◆ **SHORT TASK**
Identify each line containing the word "Предоставление" and copy it.

◆ **RECORDS FOR THE TASK**
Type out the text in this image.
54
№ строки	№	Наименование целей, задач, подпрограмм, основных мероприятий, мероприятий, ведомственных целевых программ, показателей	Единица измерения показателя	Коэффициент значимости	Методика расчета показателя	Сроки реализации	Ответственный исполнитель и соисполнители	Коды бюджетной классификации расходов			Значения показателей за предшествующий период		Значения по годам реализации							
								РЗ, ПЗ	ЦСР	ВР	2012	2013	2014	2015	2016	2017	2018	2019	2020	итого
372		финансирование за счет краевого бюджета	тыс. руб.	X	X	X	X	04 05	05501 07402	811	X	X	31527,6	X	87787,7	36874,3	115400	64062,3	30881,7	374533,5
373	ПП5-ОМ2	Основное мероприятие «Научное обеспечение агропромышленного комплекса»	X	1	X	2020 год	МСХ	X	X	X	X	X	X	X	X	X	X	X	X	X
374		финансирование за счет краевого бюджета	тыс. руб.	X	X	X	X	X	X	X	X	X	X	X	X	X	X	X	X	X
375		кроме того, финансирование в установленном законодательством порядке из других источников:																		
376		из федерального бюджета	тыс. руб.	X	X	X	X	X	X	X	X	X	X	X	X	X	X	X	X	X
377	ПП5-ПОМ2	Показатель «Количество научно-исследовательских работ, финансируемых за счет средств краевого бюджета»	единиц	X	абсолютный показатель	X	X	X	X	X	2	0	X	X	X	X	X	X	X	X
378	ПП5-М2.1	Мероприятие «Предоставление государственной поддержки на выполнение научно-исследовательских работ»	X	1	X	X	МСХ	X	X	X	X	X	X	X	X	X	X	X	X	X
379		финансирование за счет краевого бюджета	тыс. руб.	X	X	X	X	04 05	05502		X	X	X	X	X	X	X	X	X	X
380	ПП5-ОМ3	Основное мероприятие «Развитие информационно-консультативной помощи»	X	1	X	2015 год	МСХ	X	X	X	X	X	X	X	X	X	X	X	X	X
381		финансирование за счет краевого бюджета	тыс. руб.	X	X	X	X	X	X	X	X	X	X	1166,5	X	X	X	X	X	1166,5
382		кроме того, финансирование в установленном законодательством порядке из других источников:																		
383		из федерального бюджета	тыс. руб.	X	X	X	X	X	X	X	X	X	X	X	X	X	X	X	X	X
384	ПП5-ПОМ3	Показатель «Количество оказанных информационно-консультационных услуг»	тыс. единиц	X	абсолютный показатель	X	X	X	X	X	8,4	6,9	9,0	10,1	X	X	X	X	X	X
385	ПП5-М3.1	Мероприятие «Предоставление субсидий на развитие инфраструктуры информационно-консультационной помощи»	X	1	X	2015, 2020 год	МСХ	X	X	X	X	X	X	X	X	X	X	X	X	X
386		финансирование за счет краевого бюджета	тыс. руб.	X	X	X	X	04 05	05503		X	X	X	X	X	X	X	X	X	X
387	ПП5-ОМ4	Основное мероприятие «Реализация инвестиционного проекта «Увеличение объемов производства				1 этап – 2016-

◆ **RESPONSE TO THE TASK**
378	ПП5-М2.1	Мероприятие «Предоставление государственной поддержки на выполнение научно-исследовательских работ»	X	1	X	X	МСХ	X	X	X	X	X	X	X	X	X	X	X	X	X
385	ПП5-М3.1	Мероприятие «Предоставление субсидий на развитие инфраструктуры информационно-консультационной помощи»	X	1	X	2015, 2020 год	МСХ	X	X	X	X	X	X	X	X	X	X	X	X	X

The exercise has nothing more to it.